[What is asked]
Repeat the lines that follow, leaving nothing out.

Source data
★ ★ ★ ★ ★

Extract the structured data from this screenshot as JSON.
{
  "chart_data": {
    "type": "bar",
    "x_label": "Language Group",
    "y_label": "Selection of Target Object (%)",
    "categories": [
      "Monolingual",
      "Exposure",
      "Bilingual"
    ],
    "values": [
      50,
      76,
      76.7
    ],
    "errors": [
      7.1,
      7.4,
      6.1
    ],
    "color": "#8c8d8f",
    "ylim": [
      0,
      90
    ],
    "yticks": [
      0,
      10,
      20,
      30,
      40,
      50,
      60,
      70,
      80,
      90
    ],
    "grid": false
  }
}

★ ★ ★ ★ ★

[Reply]
Extract the structured data from this screenshot as JSON.
{
  "chart_data": {
    "type": "bar",
    "x_label": "Language Group",
    "y_label": "Selection of Target Object (%)",
    "categories": [
      "Monolingual",
      "Exposure",
      "Bilingual"
    ],
    "values": [
      50,
      76,
      76.7
    ],
    "errors": [
      7.1,
      7.4,
      6.1
    ],
    "color": "#8c8d8f",
    "ylim": [
      0,
      90
    ],
    "yticks": [
      0,
      10,
      20,
      30,
      40,
      50,
      60,
      70,
      80,
      90
    ],
    "grid": false
  }
}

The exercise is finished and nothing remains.